Task goal: From the entries below, copy every line that holds the word "gusta".

****************************************

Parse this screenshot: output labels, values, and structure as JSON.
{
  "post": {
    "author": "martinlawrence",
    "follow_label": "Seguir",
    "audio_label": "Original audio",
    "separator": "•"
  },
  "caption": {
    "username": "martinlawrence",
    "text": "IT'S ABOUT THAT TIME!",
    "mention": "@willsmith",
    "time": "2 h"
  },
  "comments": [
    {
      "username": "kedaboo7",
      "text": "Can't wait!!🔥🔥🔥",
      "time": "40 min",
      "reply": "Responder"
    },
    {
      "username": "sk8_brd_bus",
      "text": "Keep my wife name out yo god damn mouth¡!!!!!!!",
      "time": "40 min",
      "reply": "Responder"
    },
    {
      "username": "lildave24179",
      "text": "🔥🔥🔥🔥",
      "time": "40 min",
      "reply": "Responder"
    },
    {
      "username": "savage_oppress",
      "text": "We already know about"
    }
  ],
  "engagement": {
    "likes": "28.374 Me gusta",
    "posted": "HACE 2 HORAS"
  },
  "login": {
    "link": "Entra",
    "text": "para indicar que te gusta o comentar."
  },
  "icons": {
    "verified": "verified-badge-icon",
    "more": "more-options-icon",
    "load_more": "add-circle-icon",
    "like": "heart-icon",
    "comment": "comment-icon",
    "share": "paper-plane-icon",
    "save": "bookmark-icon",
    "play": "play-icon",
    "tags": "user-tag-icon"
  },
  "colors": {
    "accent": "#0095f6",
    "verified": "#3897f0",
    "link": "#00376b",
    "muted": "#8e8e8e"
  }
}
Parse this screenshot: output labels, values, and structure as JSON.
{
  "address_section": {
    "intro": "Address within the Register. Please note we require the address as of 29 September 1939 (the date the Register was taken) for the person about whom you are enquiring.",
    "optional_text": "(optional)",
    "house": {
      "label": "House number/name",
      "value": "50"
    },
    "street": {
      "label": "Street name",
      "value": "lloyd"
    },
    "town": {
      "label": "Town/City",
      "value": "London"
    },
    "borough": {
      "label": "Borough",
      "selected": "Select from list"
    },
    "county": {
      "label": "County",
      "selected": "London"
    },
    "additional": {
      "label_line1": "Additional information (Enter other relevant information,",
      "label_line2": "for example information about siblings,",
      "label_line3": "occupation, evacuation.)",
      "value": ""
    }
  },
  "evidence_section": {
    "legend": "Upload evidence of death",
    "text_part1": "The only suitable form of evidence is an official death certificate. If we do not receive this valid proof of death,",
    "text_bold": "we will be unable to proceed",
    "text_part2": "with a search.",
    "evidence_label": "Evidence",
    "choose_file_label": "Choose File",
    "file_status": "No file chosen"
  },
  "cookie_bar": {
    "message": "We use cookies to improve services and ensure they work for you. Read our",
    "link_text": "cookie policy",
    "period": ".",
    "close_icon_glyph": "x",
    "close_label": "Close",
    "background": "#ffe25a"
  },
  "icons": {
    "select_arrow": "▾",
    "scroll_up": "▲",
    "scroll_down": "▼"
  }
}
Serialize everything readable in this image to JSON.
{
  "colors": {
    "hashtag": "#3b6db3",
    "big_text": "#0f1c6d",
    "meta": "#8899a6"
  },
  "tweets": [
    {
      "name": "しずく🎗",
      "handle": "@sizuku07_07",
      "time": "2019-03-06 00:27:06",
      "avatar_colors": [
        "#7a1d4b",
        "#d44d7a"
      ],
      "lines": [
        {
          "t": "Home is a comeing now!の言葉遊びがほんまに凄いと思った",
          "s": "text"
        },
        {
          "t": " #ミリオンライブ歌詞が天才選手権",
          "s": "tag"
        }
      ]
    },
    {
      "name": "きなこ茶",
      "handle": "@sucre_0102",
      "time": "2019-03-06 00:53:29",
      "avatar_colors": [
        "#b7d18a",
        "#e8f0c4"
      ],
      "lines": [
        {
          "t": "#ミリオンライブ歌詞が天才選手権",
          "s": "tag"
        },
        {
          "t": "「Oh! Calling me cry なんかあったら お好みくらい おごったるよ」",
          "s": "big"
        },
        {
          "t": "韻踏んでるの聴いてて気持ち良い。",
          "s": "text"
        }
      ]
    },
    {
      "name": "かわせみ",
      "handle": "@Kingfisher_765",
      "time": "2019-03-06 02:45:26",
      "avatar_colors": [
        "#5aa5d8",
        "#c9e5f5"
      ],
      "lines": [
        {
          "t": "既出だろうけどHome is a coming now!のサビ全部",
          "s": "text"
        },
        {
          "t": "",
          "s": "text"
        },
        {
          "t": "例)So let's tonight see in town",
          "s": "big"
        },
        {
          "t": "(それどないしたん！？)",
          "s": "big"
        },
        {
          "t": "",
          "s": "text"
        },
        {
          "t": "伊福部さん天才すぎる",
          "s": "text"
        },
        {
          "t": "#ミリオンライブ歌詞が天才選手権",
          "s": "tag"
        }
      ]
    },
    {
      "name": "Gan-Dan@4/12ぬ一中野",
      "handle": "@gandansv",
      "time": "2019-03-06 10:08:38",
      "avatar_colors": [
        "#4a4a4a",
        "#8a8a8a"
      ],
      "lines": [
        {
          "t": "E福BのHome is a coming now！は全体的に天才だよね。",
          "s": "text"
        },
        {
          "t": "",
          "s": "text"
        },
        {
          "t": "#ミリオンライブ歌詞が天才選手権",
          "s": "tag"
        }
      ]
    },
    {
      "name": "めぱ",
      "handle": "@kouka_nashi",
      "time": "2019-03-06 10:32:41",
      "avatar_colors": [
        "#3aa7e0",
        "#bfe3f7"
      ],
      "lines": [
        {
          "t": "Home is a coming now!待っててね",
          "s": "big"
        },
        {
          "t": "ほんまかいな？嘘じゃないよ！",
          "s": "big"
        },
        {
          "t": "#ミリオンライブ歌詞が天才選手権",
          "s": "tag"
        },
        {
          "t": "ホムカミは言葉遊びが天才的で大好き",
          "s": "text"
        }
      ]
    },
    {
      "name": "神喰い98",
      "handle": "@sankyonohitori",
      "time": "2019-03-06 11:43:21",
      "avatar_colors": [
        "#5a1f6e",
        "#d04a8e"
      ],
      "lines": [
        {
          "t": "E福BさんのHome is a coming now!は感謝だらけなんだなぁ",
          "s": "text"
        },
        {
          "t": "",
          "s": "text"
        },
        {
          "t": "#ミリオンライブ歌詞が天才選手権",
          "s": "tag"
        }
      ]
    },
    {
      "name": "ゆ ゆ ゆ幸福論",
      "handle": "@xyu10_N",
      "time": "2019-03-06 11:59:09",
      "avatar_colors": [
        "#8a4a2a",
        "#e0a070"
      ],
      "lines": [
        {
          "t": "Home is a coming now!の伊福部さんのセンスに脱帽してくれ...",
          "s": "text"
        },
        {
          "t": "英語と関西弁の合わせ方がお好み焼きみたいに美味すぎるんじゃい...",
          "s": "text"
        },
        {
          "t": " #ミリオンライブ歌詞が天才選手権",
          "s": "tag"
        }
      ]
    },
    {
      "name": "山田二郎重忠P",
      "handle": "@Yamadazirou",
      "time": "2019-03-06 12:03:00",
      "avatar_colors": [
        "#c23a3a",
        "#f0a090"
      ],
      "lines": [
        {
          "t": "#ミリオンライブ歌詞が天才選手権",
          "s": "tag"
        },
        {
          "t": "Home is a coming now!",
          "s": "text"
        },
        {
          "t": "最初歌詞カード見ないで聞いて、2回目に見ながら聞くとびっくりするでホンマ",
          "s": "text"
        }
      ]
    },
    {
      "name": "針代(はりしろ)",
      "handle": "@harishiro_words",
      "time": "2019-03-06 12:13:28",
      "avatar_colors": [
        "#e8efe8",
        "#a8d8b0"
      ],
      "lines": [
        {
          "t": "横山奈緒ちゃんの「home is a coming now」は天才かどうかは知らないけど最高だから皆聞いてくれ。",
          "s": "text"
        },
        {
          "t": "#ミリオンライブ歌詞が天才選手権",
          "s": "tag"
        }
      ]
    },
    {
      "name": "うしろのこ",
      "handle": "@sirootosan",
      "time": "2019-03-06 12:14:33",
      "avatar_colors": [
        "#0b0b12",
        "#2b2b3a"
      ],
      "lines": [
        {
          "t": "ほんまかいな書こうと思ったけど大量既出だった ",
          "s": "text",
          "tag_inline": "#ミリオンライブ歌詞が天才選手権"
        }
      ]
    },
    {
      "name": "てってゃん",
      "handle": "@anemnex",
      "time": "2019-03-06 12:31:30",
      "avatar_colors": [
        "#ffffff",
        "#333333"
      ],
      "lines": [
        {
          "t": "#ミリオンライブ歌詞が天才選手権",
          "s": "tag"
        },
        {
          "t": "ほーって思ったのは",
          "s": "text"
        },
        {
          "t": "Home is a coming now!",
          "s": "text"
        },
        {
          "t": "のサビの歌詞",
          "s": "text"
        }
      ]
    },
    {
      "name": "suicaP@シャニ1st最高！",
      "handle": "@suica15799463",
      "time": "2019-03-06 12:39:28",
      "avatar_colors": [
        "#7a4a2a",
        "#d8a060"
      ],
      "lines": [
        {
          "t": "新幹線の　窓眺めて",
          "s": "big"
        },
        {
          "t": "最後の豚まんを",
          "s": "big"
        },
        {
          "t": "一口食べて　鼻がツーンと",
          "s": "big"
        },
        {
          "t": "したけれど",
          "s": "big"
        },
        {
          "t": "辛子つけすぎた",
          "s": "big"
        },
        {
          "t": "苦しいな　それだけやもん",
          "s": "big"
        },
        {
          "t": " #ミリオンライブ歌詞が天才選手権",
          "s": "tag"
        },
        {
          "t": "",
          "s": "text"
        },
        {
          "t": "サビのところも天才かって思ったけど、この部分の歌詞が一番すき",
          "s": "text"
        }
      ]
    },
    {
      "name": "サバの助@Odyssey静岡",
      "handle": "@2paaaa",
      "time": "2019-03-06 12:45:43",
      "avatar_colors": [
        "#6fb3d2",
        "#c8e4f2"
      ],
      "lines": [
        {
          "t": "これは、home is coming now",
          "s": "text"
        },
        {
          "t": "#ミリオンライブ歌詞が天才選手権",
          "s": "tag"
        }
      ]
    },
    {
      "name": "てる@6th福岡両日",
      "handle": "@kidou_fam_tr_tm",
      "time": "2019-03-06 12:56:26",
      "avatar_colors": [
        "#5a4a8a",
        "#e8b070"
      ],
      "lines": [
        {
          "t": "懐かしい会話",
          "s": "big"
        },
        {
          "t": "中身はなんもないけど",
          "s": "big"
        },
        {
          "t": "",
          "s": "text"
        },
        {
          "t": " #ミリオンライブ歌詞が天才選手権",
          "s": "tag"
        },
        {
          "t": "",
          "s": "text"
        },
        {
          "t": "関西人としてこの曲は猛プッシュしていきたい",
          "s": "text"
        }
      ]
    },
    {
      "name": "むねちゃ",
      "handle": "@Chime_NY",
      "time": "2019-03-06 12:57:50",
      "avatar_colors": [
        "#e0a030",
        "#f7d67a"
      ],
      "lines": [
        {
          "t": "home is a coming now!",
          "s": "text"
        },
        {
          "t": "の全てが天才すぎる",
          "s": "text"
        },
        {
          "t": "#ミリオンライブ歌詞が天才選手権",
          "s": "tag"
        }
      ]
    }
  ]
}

****************************************

Exercise answer:
    "likes": "28.374 Me gusta",
    "text": "para indicar que te gusta o comentar."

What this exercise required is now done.